## What is asked
In your copy, leave out the pictures; write out all the data exactly.

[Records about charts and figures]
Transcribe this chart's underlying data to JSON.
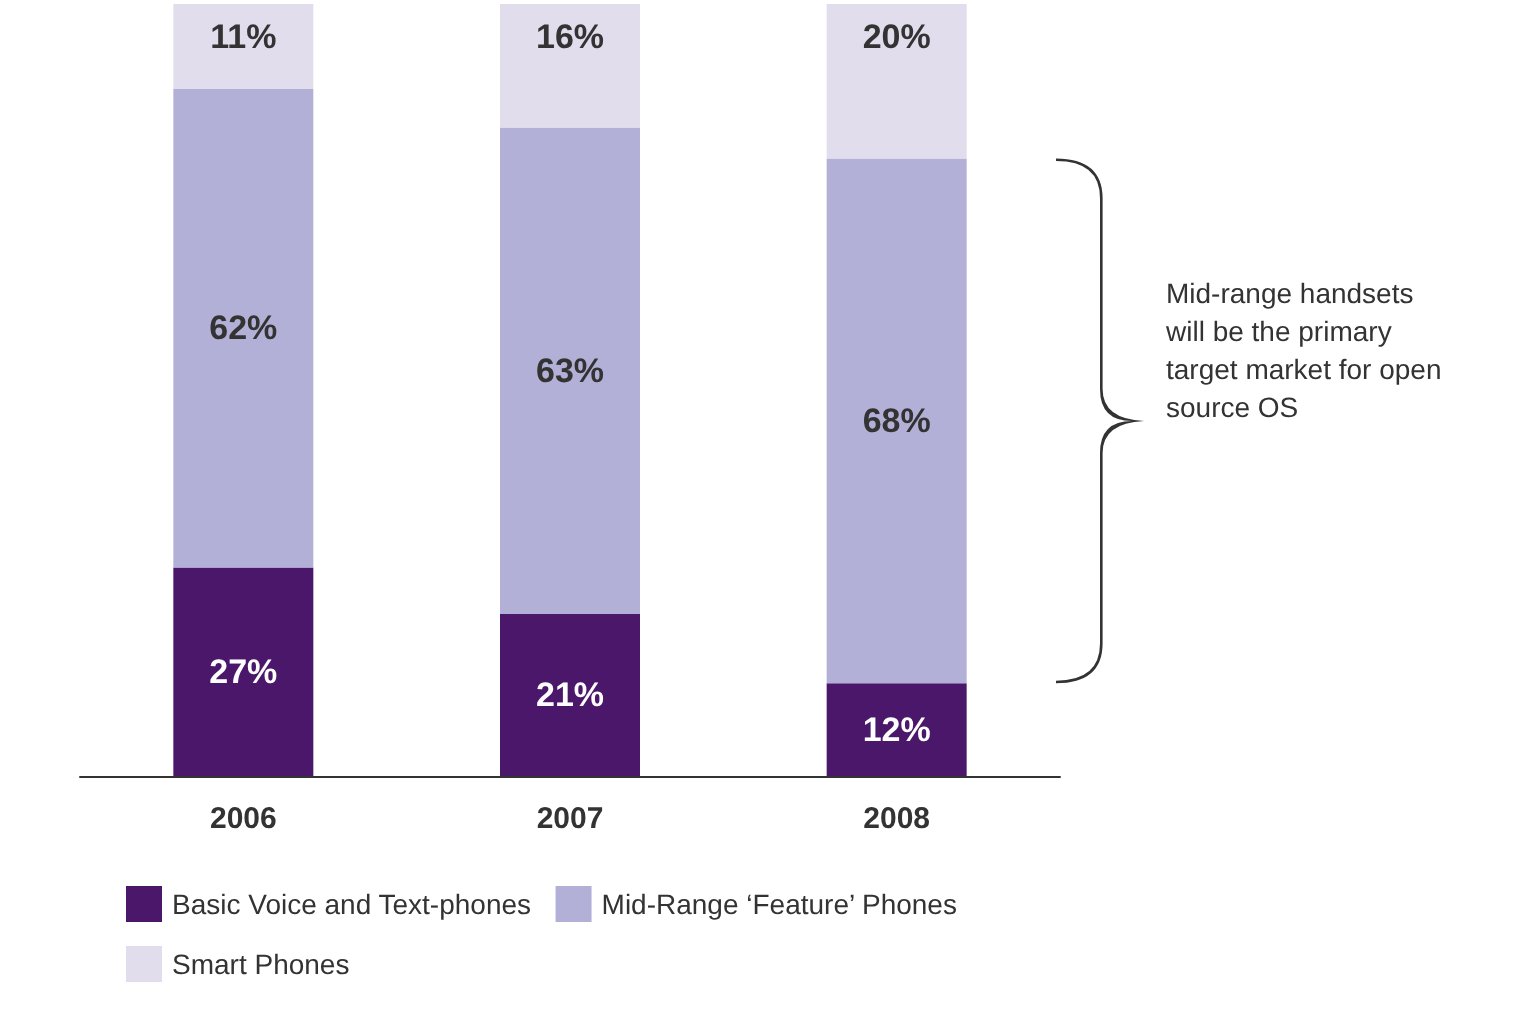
{
  "chart_data": {
    "type": "bar",
    "stacked": true,
    "categories": [
      "2006",
      "2007",
      "2008"
    ],
    "series": [
      {
        "name": "Basic Voice and Text-phones",
        "color": "#4b176b",
        "values": [
          27,
          21,
          12
        ],
        "value_labels": [
          "27%",
          "21%",
          "12%"
        ]
      },
      {
        "name": "Mid-Range ‘Feature’ Phones",
        "color": "#b3b0d8",
        "values": [
          62,
          63,
          68
        ],
        "value_labels": [
          "62%",
          "63%",
          "68%"
        ]
      },
      {
        "name": "Smart Phones",
        "color": "#e1dded",
        "values": [
          11,
          16,
          20
        ],
        "value_labels": [
          "11%",
          "16%",
          "20%"
        ]
      }
    ],
    "tick_labels": "x",
    "legend": "bottom left",
    "annotations": [
      "Mid-range handsets will be the primary target market for open source OS"
    ]
  }
}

## The response
Transcribe this chart's underlying data to JSON.
{
  "chart_data": {
    "type": "bar",
    "stacked": true,
    "categories": [
      "2006",
      "2007",
      "2008"
    ],
    "series": [
      {
        "name": "Basic Voice and Text-phones",
        "color": "#4b176b",
        "values": [
          27,
          21,
          12
        ],
        "value_labels": [
          "27%",
          "21%",
          "12%"
        ]
      },
      {
        "name": "Mid-Range ‘Feature’ Phones",
        "color": "#b3b0d8",
        "values": [
          62,
          63,
          68
        ],
        "value_labels": [
          "62%",
          "63%",
          "68%"
        ]
      },
      {
        "name": "Smart Phones",
        "color": "#e1dded",
        "values": [
          11,
          16,
          20
        ],
        "value_labels": [
          "11%",
          "16%",
          "20%"
        ]
      }
    ],
    "tick_labels": "x",
    "legend": "bottom left",
    "annotations": [
      "Mid-range handsets will be the primary target market for open source OS"
    ]
  }
}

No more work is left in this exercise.